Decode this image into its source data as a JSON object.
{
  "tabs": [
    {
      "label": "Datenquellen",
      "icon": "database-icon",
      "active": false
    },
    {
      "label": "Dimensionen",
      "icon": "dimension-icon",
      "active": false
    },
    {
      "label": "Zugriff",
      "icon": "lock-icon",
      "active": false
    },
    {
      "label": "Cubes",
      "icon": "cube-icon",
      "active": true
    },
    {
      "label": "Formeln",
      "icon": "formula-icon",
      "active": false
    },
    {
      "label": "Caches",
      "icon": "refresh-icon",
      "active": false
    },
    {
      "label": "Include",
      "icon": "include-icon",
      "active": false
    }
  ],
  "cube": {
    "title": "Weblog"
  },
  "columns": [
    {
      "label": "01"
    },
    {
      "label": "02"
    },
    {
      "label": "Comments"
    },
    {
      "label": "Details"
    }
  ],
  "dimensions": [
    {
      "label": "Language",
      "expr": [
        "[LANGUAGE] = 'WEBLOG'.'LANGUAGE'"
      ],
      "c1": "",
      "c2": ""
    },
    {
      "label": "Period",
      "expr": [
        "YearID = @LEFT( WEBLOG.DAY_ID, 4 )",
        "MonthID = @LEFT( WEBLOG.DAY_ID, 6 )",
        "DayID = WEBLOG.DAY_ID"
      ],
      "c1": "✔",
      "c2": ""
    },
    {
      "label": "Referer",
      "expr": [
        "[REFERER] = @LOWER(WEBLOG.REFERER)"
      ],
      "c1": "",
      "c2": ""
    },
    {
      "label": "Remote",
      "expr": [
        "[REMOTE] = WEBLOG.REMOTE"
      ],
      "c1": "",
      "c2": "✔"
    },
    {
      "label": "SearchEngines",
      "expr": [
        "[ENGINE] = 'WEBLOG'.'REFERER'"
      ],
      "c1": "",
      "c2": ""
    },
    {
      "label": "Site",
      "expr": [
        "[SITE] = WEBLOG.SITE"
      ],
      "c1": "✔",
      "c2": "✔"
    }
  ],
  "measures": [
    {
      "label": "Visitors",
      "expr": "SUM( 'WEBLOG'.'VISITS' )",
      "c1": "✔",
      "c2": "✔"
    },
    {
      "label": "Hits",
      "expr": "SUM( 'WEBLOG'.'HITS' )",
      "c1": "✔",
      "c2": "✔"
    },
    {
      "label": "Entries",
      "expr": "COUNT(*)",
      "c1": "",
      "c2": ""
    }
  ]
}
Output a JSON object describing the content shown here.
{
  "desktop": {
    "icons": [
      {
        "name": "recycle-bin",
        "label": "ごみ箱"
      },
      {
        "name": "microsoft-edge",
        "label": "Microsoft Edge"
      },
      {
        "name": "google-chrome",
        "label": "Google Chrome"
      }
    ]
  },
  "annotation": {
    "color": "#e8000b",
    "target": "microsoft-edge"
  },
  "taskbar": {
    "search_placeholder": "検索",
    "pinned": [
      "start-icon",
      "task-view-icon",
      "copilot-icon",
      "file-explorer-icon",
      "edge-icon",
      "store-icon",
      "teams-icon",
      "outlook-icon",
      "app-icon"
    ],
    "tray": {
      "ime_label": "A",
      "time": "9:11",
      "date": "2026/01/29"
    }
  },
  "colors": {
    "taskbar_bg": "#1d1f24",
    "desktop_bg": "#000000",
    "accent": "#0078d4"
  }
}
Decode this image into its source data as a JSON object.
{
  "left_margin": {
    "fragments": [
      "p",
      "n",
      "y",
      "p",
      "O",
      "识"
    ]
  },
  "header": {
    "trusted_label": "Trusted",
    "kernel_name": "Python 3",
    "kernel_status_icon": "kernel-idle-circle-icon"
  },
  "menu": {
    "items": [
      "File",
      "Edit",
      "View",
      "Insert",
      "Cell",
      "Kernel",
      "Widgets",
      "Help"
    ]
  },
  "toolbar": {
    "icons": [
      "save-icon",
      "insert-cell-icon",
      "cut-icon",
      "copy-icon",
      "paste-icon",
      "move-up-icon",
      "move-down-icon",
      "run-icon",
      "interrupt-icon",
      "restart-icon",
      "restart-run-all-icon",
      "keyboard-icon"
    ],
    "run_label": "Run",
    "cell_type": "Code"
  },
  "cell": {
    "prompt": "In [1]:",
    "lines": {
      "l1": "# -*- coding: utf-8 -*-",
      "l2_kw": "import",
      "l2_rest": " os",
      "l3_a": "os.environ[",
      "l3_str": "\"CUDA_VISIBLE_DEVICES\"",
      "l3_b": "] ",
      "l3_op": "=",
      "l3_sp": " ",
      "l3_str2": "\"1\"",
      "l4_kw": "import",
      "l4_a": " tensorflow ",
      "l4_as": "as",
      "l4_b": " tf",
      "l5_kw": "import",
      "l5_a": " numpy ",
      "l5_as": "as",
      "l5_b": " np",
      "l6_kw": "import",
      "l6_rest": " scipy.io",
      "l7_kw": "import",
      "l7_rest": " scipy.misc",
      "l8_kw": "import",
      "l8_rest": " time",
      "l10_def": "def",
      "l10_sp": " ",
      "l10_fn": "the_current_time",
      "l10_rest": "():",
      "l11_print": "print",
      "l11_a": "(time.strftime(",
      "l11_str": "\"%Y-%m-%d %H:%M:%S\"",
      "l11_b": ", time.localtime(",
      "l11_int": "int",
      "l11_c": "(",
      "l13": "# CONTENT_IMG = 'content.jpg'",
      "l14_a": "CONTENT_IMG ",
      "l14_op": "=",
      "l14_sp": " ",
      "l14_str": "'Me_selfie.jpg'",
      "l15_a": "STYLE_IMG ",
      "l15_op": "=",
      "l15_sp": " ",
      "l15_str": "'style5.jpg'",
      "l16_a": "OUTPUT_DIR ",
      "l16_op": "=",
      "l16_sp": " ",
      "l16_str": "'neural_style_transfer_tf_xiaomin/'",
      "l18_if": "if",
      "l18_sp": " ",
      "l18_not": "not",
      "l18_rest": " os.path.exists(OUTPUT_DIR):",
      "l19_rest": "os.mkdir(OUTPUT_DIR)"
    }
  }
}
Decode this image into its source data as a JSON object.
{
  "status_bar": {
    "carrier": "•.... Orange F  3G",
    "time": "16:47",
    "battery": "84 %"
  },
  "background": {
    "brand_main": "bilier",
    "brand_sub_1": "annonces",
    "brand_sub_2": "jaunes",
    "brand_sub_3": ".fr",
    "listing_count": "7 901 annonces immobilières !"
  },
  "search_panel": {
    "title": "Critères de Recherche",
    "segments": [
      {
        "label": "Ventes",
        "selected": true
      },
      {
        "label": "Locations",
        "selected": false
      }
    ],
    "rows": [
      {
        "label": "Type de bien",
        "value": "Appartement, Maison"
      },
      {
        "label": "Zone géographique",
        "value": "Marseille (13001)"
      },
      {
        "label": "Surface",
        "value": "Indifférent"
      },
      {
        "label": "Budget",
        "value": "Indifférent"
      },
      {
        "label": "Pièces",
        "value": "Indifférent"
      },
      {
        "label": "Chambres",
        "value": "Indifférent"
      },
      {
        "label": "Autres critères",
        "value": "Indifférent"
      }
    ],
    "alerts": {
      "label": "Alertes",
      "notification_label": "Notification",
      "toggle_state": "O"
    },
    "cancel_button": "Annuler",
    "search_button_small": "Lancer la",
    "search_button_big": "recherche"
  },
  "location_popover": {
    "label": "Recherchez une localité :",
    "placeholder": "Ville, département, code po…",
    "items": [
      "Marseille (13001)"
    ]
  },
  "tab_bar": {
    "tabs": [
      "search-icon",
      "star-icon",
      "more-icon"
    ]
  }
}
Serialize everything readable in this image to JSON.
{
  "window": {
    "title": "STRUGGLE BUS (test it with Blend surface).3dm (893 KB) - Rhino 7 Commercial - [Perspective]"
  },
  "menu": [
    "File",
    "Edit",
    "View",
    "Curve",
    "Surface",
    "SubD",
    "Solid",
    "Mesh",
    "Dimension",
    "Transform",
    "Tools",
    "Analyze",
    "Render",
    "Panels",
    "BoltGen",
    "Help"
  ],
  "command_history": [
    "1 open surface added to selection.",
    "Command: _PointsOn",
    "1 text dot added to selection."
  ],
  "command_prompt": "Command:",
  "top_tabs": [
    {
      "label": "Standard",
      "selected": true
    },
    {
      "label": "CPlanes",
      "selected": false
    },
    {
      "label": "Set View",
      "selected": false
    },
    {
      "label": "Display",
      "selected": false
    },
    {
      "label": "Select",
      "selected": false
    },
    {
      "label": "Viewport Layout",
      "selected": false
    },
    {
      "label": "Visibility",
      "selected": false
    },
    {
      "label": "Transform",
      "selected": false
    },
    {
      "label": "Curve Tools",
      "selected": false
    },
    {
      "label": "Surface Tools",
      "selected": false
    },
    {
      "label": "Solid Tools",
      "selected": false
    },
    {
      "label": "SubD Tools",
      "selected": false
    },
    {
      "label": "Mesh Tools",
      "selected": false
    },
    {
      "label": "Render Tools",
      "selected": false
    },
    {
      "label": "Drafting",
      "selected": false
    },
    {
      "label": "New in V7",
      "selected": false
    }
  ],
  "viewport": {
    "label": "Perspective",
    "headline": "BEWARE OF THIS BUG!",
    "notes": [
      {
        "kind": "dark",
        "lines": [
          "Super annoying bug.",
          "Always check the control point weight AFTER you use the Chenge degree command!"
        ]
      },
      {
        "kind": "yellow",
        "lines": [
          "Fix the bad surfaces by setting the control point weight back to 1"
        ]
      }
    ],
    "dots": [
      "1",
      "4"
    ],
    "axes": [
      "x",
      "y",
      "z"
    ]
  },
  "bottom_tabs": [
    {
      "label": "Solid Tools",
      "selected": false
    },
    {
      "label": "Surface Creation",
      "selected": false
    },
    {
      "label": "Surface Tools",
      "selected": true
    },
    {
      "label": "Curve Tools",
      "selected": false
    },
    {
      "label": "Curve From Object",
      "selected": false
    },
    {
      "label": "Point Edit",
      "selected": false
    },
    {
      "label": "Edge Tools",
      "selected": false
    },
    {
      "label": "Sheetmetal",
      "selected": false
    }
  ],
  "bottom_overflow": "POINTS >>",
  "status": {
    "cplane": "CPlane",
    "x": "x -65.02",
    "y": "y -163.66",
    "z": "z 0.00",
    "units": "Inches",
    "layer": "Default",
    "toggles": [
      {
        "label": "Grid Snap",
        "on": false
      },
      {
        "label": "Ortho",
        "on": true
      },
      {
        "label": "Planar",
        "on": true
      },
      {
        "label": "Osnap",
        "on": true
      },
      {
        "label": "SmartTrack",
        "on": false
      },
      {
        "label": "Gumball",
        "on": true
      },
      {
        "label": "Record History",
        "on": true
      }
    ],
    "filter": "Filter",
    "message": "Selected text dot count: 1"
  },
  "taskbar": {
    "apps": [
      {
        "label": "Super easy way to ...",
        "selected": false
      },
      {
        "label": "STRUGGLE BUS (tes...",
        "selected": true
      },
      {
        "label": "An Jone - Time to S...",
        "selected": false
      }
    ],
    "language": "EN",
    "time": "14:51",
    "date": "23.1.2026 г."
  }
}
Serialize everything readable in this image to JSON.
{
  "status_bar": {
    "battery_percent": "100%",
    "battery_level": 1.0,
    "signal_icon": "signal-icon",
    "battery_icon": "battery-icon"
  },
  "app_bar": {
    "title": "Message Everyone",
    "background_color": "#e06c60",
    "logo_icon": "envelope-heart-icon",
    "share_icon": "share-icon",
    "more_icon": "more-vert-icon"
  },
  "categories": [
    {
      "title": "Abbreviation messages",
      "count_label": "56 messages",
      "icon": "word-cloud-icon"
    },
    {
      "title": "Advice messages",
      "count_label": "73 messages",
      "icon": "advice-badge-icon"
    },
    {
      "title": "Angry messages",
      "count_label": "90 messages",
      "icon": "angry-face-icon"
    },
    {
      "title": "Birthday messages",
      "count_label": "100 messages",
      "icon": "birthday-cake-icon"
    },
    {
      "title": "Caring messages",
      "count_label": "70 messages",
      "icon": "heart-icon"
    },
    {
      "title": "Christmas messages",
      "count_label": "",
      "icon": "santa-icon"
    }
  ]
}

○ ○ ○

- [Problem statement] Each line in the listing above that contains "control" should be copied.

- [Output below]
          "Always check the control point weight AFTER you use the Chenge degree command!"
          "Fix the bad surfaces by setting the control point weight back to 1"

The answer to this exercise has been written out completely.